▸ DIRECTIVE A
In the passage on sweatshop labor, how would you condense the paragraph beginning "Unlike the starving subsistence farmer" into a short list of its main points?

▸ DOCUMENT

There's no amount of talking or pragmatic compromise that will solve a basic problem of disrespecting human dignity in the workplace.
Sure. Stop buying the stuff and the disrespect for human dignity in the workplace goes away, because the workplace part ceases to exist. Of course, there'll be a new problem called famine and worse poverty, but since that's not caused directly by you, it's fine, right?
Unlike the starving subsistence farmer, the women and children in the sneaker factory are working at slave wages for our benefit--and this makes us feel unclean. And so there are self-righteous demands for international labor standards: We should not, the opponents of globalization insist, be willing to buy those sneakers and shirts unless the people who make them receive decent wages and work under decent conditions.
This sounds only fair--but is it? Let's think through the consequences.

▸ INPUT DATA
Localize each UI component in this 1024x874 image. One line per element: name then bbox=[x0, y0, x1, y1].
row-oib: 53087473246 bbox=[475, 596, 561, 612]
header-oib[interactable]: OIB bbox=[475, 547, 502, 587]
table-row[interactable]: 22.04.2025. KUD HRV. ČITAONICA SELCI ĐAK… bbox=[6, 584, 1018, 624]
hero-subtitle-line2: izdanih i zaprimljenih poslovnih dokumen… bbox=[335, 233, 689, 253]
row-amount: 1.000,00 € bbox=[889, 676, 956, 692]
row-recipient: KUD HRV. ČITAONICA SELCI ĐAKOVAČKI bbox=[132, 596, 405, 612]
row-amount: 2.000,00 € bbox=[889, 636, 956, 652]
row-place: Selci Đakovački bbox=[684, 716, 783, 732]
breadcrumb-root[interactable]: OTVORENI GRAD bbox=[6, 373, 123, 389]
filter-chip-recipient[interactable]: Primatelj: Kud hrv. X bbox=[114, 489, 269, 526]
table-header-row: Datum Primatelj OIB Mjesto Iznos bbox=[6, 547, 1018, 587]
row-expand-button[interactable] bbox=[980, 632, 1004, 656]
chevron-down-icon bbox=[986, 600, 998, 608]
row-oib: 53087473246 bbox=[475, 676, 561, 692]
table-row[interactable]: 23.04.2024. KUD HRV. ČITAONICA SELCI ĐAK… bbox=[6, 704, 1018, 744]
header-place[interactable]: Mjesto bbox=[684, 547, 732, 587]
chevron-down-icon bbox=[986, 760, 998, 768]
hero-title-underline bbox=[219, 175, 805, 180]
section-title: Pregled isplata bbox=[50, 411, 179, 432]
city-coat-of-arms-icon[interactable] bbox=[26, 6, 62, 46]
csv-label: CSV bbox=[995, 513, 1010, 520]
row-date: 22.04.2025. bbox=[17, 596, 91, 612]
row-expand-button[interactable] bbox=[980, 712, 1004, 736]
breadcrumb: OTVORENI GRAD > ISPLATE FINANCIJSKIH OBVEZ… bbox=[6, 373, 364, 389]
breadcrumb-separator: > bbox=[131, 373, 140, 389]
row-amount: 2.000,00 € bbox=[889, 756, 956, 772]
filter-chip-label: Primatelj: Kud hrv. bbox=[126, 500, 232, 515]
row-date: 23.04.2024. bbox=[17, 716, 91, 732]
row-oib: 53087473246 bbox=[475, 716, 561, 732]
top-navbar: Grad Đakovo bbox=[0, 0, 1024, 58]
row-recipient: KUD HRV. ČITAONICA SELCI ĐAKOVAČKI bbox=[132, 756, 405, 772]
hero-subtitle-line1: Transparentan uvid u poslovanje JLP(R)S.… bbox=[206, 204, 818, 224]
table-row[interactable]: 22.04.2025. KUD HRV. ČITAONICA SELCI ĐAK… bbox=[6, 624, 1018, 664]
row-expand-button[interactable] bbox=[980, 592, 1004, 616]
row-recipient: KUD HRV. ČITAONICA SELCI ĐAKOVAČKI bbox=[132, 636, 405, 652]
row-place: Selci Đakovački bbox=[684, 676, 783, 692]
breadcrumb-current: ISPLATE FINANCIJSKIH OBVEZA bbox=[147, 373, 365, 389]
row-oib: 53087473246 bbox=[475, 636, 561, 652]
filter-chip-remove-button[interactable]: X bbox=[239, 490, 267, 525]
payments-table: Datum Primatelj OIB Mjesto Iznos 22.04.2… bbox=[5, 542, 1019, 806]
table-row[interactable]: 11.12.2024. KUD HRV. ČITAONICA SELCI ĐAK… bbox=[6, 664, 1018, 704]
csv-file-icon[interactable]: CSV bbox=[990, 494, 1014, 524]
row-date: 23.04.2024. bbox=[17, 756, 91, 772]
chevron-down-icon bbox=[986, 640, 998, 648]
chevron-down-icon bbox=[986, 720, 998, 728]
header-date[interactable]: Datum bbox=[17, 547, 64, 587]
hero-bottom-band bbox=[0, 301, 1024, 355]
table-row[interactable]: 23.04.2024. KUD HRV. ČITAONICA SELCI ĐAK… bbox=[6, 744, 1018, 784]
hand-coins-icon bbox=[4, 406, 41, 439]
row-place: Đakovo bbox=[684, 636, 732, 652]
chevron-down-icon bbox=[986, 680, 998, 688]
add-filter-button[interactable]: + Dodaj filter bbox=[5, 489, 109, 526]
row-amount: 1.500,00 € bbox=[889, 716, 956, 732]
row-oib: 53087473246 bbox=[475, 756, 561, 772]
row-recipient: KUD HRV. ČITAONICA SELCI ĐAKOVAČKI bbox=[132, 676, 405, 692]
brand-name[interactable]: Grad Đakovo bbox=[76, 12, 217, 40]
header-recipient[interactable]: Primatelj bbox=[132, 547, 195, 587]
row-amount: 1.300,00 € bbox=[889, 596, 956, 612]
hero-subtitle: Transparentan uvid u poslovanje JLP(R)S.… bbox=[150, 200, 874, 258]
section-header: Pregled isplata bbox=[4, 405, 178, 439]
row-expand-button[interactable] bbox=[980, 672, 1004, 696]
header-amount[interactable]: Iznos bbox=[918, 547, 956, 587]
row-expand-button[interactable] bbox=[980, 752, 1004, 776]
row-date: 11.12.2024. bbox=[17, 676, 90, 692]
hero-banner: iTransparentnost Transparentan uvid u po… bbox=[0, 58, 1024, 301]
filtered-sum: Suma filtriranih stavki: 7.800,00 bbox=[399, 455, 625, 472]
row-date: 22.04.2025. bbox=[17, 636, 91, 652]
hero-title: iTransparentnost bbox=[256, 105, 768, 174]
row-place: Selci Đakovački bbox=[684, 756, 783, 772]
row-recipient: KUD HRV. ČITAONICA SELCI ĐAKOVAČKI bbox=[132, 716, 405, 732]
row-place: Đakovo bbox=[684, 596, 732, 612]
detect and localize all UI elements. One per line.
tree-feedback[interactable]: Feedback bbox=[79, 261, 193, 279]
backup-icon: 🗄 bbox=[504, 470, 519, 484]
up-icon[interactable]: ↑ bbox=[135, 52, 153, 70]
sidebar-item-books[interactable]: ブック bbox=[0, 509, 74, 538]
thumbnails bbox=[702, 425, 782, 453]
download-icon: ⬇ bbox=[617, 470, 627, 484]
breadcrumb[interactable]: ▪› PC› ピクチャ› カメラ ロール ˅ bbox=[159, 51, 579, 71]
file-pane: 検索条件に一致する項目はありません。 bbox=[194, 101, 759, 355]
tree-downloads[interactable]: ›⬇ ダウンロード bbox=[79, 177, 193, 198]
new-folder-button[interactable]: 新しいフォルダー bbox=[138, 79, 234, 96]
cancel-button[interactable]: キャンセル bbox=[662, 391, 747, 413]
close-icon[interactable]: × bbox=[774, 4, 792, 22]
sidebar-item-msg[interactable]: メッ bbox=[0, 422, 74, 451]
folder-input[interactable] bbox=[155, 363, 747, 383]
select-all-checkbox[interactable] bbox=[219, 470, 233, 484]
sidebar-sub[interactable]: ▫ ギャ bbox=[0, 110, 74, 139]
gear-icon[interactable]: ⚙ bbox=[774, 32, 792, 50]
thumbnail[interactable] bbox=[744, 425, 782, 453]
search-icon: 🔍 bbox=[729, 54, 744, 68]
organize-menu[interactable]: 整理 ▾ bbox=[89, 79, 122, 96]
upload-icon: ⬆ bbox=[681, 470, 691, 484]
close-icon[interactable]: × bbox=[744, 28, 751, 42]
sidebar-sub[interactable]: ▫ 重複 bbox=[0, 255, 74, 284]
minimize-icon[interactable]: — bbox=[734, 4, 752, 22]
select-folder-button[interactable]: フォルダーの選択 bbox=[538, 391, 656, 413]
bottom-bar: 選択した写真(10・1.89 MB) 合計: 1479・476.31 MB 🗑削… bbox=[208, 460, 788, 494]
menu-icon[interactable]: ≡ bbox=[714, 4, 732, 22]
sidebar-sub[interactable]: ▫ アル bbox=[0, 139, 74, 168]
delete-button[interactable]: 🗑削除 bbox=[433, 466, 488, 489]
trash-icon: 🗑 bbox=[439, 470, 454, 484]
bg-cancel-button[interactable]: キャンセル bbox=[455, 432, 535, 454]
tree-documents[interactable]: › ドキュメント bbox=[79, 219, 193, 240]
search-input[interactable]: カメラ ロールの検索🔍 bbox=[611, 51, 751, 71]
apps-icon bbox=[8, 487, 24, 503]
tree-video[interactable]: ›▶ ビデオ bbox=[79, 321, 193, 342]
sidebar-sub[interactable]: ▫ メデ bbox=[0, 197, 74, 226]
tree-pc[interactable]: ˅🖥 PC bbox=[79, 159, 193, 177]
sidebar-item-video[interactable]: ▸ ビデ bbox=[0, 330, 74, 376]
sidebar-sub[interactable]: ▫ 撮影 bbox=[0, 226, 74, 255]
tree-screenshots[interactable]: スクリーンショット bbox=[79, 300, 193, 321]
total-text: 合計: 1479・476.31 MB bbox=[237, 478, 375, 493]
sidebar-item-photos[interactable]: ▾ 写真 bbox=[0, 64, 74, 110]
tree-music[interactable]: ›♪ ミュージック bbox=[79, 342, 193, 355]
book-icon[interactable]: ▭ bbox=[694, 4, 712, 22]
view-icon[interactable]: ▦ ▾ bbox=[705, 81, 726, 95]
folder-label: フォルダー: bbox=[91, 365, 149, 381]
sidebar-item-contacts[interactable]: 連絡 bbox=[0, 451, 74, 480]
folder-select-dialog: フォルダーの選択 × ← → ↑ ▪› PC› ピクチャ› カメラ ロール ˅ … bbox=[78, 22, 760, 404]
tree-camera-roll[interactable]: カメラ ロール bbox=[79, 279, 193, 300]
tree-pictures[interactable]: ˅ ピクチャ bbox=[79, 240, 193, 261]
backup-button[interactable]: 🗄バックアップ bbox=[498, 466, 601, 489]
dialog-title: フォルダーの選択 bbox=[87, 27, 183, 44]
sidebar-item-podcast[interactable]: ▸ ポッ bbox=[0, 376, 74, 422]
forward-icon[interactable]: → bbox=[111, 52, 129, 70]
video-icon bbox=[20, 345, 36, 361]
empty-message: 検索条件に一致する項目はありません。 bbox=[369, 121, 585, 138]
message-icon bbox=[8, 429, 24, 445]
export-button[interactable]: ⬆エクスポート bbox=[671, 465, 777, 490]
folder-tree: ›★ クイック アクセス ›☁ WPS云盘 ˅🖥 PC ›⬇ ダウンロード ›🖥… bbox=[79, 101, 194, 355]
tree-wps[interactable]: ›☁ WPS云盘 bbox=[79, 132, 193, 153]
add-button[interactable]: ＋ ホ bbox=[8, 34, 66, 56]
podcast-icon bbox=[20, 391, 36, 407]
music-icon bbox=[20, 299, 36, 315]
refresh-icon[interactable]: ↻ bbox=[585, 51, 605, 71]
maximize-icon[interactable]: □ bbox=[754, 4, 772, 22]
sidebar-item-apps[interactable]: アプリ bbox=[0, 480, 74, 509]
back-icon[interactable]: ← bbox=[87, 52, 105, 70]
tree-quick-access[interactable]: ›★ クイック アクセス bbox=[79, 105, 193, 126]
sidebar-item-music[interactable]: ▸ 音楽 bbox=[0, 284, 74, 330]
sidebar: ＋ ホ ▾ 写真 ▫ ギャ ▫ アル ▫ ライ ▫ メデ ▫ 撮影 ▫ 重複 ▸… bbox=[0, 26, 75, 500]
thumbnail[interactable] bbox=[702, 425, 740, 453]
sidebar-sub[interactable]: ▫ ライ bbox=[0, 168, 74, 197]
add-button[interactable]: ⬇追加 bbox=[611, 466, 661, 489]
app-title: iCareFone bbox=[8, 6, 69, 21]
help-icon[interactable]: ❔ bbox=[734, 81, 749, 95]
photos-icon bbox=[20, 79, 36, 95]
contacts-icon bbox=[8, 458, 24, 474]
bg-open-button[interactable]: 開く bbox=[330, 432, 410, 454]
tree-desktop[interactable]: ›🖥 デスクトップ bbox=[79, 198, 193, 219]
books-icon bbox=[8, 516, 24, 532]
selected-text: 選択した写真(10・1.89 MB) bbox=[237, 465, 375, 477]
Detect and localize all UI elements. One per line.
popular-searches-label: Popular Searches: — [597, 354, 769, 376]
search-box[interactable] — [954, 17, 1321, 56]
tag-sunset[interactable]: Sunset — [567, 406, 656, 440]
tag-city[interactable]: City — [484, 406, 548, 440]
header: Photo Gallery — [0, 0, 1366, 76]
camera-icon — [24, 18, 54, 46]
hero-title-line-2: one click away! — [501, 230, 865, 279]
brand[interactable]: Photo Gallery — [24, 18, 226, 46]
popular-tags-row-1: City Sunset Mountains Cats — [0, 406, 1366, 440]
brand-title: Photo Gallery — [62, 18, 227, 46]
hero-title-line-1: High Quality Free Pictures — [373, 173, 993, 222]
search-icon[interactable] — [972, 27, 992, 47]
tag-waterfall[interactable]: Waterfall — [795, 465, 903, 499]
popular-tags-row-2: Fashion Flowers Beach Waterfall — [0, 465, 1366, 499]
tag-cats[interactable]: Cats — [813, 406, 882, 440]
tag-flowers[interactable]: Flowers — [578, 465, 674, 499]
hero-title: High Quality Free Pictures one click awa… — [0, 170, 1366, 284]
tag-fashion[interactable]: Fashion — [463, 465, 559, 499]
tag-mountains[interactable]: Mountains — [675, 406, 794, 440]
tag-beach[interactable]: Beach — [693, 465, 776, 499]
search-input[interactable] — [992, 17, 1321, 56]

▸ DIRECTIVE B
Can you reproduce the stretch of entries from the first one through the line containing "596, 405, 612]", both ends included?

▸ EXERCISE OUTPUT A
- Unlike the starving subsistence farmer, women and children in sneaker factories work at slave wages for our benefit, which makes us feel unclean.
- This feeling produces self-righteous demands for international labor standards.
- Opponents of globalization insist we should not buy those sneakers and shirts unless the workers who make them receive decent wages and work under decent conditions.

▸ EXERCISE OUTPUT B
Localize each UI component in this 1024x874 image. One line per element: name then bbox=[x0, y0, x1, y1].
row-oib: 53087473246 bbox=[475, 596, 561, 612]
header-oib[interactable]: OIB bbox=[475, 547, 502, 587]
table-row[interactable]: 22.04.2025. KUD HRV. ČITAONICA SELCI ĐAK… bbox=[6, 584, 1018, 624]
hero-subtitle-line2: izdanih i zaprimljenih poslovnih dokumen… bbox=[335, 233, 689, 253]
row-amount: 1.000,00 € bbox=[889, 676, 956, 692]
row-recipient: KUD HRV. ČITAONICA SELCI ĐAKOVAČKI bbox=[132, 596, 405, 612]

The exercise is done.